Dataset entries:
◇ ◇ ◇
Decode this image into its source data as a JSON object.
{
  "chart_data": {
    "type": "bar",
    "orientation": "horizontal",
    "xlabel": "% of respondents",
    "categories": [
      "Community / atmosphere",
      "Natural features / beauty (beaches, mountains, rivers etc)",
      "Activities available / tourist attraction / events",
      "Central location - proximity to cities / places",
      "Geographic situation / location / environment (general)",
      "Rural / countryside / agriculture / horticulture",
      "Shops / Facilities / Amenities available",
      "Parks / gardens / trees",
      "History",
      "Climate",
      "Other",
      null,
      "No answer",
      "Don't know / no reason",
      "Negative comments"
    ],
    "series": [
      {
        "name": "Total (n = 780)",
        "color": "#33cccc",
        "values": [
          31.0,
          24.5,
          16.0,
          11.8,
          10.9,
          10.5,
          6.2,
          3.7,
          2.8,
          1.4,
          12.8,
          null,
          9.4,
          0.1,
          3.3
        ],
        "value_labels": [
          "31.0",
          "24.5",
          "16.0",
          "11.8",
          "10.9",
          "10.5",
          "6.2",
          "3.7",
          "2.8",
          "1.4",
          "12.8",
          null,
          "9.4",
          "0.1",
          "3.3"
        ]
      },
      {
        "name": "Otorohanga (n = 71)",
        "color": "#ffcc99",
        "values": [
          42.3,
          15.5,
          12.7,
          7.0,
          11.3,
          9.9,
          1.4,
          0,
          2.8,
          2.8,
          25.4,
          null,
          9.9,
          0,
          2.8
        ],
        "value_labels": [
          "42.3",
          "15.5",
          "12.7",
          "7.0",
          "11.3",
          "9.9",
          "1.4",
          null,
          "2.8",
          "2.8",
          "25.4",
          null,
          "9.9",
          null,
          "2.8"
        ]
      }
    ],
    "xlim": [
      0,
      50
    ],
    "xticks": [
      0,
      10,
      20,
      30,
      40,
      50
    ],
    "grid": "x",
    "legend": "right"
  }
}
◇ ◇ ◇
Exercise goal: Please output the complete data exactly.

Output:
Decode this image into its source data as a JSON object.
{
  "chart_data": {
    "type": "bar",
    "orientation": "horizontal",
    "xlabel": "% of respondents",
    "categories": [
      "Community / atmosphere",
      "Natural features / beauty (beaches, mountains, rivers etc)",
      "Activities available / tourist attraction / events",
      "Central location - proximity to cities / places",
      "Geographic situation / location / environment (general)",
      "Rural / countryside / agriculture / horticulture",
      "Shops / Facilities / Amenities available",
      "Parks / gardens / trees",
      "History",
      "Climate",
      "Other",
      null,
      "No answer",
      "Don't know / no reason",
      "Negative comments"
    ],
    "series": [
      {
        "name": "Total (n = 780)",
        "color": "#33cccc",
        "values": [
          31.0,
          24.5,
          16.0,
          11.8,
          10.9,
          10.5,
          6.2,
          3.7,
          2.8,
          1.4,
          12.8,
          null,
          9.4,
          0.1,
          3.3
        ],
        "value_labels": [
          "31.0",
          "24.5",
          "16.0",
          "11.8",
          "10.9",
          "10.5",
          "6.2",
          "3.7",
          "2.8",
          "1.4",
          "12.8",
          null,
          "9.4",
          "0.1",
          "3.3"
        ]
      },
      {
        "name": "Otorohanga (n = 71)",
        "color": "#ffcc99",
        "values": [
          42.3,
          15.5,
          12.7,
          7.0,
          11.3,
          9.9,
          1.4,
          0,
          2.8,
          2.8,
          25.4,
          null,
          9.9,
          0,
          2.8
        ],
        "value_labels": [
          "42.3",
          "15.5",
          "12.7",
          "7.0",
          "11.3",
          "9.9",
          "1.4",
          null,
          "2.8",
          "2.8",
          "25.4",
          null,
          "9.9",
          null,
          "2.8"
        ]
      }
    ],
    "xlim": [
      0,
      50
    ],
    "xticks": [
      0,
      10,
      20,
      30,
      40,
      50
    ],
    "grid": "x",
    "legend": "right"
  }
}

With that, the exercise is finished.